= Task requirements =
Locate the lines that hold the string "району". Copy every such line.

= Materials provided =

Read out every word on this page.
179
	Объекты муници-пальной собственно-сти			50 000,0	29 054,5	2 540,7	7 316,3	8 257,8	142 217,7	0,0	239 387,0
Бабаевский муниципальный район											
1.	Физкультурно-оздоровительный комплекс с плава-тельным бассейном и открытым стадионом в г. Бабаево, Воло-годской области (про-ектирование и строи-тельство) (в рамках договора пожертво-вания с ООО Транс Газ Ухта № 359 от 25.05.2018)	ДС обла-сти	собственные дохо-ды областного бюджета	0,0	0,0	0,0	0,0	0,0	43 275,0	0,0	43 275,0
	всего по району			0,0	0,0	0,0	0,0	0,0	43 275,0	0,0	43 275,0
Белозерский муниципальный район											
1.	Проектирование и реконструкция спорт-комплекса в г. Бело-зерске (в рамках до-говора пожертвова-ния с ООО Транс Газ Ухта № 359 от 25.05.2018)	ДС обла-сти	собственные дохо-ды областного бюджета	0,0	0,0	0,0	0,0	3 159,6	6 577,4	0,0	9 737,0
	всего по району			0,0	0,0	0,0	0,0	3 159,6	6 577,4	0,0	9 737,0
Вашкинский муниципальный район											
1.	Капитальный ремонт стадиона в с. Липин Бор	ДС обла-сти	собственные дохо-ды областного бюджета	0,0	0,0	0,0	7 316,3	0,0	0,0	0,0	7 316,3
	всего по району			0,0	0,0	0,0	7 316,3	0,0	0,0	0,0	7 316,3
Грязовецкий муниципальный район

= Problem solution =
	всего по району			0,0	0,0	0,0	0,0	0,0	43 275,0	0,0	43 275,0
	всего по району			0,0	0,0	0,0	0,0	3 159,6	6 577,4	0,0	9 737,0
	всего по району			0,0	0,0	0,0	7 316,3	0,0	0,0	0,0	7 316,3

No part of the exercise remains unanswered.